● Task statement
Where a line of the listing below includes the word "услуг", reproduce that line.

* Start Recorded data *

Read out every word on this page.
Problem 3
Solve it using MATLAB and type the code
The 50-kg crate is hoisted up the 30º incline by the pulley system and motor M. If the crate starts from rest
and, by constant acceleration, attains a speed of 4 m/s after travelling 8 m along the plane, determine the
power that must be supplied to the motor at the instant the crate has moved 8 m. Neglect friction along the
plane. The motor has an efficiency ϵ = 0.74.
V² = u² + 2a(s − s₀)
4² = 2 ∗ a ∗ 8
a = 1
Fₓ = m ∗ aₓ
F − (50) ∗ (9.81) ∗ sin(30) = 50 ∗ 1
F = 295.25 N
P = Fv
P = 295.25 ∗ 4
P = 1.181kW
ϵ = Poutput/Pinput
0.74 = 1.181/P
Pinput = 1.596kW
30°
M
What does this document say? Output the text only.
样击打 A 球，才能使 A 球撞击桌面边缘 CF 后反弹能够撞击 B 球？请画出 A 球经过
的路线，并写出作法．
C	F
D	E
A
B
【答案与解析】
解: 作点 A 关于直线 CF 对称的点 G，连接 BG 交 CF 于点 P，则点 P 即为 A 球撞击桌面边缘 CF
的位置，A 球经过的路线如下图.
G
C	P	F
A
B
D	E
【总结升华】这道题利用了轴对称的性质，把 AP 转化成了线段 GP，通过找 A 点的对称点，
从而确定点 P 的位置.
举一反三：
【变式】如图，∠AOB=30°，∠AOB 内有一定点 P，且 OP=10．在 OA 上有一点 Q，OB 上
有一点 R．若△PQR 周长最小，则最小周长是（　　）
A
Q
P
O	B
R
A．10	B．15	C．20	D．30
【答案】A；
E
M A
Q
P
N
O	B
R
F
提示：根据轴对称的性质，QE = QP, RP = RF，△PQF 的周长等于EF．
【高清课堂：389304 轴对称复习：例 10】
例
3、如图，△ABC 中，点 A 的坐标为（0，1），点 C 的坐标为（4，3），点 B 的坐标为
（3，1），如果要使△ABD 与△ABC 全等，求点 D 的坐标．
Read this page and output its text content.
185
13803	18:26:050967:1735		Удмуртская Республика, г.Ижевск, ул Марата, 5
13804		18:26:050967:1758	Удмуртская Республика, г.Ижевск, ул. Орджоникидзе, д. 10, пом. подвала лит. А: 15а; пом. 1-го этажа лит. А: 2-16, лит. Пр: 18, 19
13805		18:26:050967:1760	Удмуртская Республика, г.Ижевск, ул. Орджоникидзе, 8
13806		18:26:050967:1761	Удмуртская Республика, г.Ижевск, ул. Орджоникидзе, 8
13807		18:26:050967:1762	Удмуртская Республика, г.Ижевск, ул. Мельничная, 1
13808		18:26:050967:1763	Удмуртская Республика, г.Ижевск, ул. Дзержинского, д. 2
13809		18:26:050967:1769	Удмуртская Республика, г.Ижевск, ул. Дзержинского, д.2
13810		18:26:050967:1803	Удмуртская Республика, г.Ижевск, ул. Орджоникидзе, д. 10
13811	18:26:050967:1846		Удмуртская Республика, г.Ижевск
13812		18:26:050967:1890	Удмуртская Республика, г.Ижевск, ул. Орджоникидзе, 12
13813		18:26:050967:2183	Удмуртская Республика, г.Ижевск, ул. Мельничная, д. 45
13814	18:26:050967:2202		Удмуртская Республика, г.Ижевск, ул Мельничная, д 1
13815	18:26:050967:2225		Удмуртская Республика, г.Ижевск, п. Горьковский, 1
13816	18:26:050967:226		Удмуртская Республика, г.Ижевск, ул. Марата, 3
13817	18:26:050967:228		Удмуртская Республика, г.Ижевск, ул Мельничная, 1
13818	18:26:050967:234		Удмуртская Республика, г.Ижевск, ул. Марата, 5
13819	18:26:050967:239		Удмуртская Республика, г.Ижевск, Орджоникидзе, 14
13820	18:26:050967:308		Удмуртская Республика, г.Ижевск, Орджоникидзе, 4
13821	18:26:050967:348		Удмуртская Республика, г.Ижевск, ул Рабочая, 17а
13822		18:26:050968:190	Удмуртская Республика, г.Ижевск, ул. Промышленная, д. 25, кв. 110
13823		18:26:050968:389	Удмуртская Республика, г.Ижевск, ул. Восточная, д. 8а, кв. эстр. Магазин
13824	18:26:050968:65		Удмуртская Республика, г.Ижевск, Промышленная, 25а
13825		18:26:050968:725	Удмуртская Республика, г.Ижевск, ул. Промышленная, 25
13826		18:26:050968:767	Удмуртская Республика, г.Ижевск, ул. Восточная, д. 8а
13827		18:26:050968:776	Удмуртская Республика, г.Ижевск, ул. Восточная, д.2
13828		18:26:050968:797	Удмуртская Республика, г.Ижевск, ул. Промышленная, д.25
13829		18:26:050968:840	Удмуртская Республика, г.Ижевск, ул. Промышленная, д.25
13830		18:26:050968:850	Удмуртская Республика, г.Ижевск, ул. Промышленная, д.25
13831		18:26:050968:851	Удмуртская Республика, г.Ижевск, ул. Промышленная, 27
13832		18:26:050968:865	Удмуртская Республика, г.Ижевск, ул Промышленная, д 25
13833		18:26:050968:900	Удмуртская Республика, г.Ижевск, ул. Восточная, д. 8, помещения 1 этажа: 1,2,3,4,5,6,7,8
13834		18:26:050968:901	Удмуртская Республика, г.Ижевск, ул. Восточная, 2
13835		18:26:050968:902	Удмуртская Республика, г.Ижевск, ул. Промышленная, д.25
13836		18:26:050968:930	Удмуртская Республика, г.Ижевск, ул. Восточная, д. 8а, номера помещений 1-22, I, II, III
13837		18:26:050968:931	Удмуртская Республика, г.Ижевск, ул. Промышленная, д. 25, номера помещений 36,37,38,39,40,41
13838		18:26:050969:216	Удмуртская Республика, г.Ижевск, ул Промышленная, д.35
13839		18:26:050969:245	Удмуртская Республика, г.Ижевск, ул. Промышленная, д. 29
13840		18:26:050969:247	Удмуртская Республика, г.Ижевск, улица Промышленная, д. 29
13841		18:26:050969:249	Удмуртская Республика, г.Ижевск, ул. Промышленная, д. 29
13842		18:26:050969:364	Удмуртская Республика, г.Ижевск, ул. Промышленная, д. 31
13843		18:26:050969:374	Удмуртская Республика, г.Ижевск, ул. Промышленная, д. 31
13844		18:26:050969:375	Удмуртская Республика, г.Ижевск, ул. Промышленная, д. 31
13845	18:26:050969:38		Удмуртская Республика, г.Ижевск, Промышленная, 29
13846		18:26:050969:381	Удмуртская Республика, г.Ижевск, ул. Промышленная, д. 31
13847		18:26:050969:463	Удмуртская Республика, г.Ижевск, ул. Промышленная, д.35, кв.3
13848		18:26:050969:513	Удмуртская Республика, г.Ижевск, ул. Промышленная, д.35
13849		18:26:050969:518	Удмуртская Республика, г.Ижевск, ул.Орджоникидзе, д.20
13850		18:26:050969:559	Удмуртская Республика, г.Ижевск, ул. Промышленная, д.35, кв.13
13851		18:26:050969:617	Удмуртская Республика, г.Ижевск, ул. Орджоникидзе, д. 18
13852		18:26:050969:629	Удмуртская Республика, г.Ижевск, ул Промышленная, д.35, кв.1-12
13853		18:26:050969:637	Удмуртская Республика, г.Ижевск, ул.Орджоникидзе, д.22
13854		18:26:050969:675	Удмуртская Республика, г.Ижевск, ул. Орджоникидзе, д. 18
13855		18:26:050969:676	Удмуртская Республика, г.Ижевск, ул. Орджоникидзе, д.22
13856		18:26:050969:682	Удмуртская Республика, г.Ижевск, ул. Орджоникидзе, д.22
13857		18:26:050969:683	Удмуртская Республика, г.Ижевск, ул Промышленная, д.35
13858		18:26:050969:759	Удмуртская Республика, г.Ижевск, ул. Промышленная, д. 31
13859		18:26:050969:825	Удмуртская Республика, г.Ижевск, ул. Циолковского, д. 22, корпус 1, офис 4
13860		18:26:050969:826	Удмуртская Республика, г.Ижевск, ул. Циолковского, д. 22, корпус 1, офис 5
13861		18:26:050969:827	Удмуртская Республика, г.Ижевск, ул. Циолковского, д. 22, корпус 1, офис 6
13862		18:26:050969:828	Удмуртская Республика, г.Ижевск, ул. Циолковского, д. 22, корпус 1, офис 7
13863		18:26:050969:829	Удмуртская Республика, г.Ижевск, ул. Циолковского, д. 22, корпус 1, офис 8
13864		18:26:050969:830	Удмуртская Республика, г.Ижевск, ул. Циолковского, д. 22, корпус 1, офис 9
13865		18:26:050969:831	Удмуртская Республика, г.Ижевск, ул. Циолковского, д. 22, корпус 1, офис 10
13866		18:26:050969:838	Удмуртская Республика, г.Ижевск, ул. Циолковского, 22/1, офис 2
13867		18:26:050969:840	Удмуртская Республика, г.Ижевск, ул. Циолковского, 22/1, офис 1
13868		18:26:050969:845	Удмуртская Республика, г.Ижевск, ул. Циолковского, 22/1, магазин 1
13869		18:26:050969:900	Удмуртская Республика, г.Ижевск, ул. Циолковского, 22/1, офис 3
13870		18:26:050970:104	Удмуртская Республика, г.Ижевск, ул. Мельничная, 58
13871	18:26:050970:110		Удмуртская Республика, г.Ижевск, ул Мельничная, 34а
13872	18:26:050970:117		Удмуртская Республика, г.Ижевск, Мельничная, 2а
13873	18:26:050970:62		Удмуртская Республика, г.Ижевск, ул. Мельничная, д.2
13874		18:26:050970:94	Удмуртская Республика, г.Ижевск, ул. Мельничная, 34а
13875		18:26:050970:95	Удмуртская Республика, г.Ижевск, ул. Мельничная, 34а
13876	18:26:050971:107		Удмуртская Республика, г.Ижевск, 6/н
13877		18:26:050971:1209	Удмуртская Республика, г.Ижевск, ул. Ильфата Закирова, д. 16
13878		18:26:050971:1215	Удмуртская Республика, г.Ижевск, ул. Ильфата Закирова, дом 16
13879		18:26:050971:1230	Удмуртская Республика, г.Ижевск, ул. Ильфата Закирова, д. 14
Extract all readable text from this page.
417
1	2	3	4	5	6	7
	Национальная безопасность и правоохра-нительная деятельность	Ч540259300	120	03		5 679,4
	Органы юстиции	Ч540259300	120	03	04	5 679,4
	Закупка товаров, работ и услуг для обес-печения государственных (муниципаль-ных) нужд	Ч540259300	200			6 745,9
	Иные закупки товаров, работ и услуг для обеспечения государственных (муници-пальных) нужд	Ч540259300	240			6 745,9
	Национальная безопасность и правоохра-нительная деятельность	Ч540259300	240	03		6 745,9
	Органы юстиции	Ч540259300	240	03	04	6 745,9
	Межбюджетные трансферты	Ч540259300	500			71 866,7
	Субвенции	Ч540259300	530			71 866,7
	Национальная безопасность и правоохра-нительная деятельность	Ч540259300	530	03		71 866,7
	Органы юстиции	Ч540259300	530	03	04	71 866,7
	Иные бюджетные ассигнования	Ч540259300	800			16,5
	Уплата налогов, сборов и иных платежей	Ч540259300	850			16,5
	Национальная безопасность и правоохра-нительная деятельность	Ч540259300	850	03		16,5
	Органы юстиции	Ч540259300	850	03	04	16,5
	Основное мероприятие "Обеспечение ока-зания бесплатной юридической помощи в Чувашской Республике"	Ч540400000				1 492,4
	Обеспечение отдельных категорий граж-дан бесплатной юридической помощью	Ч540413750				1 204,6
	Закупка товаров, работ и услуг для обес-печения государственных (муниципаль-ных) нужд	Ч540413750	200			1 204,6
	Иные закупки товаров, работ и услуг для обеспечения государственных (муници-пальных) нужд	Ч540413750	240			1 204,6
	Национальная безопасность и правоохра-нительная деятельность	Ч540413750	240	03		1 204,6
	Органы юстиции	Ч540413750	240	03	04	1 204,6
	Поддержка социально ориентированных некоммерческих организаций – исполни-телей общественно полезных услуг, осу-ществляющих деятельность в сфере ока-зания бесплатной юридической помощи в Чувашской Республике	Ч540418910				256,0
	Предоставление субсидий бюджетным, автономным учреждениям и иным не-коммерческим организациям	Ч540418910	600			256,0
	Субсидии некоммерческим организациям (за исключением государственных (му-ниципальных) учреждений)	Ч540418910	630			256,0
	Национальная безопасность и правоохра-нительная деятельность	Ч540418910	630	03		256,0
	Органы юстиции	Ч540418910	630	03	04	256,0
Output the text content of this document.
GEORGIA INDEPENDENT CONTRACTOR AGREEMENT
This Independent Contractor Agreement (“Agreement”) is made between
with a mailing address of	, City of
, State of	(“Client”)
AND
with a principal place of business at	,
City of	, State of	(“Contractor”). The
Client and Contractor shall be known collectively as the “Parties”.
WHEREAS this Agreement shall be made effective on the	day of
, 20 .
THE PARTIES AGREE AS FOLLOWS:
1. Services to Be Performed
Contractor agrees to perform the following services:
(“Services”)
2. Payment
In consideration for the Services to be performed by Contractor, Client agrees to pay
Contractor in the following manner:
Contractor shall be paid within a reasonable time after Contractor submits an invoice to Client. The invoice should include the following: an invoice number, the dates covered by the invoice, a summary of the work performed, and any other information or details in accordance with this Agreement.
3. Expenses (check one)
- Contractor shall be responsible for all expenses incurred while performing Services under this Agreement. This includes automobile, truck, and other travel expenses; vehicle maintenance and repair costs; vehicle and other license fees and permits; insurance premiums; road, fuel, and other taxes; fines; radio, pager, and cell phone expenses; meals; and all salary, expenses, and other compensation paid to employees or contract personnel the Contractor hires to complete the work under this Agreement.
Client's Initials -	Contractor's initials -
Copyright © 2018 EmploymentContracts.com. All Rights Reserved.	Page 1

* End Recorded data *

● Right answer
	Закупка товаров, работ и услуг для обес-печения государственных (муниципаль-ных) нужд	Ч540259300	200			6 745,9
	Иные закупки товаров, работ и услуг для обеспечения государственных (муници-пальных) нужд	Ч540259300	240			6 745,9
	Закупка товаров, работ и услуг для обес-печения государственных (муниципаль-ных) нужд	Ч540413750	200			1 204,6
	Иные закупки товаров, работ и услуг для обеспечения государственных (муници-пальных) нужд	Ч540413750	240			1 204,6
	Поддержка социально ориентированных некоммерческих организаций – исполни-телей общественно полезных услуг, осу-ществляющих деятельность в сфере ока-зания бесплатной юридической помощи в Чувашской Республике	Ч540418910				256,0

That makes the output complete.